▸ Exercise instructions
Reproduce the line that holds "Give me the" together with all the lines after it up to the end of the entries.

[Begin Entries provided]

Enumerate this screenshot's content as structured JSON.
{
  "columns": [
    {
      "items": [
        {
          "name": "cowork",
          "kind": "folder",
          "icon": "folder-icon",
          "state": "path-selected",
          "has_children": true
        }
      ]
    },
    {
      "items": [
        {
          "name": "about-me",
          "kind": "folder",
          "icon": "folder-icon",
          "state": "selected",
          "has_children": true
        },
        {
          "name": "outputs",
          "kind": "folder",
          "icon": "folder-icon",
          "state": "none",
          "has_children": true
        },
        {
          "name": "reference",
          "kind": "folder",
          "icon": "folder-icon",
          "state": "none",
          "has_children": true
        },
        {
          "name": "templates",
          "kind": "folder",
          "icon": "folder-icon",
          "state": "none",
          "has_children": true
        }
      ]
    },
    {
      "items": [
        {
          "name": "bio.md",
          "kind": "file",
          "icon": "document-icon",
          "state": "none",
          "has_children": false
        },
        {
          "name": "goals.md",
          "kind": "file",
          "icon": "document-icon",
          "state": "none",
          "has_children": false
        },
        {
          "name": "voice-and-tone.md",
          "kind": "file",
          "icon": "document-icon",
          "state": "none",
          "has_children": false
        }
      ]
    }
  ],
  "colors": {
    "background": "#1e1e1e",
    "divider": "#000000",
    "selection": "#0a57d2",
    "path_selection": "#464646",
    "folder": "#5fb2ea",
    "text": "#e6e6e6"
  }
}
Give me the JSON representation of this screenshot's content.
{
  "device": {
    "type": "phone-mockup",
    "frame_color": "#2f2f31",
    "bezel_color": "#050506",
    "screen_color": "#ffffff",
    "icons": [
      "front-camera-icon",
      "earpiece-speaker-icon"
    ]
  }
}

[End Entries provided]

▸ Output of the exercise
Give me the JSON representation of this screenshot's content.
{
  "device": {
    "type": "phone-mockup",
    "frame_color": "#2f2f31",
    "bezel_color": "#050506",
    "screen_color": "#ffffff",
    "icons": [
      "front-camera-icon",
      "earpiece-speaker-icon"
    ]
  }
}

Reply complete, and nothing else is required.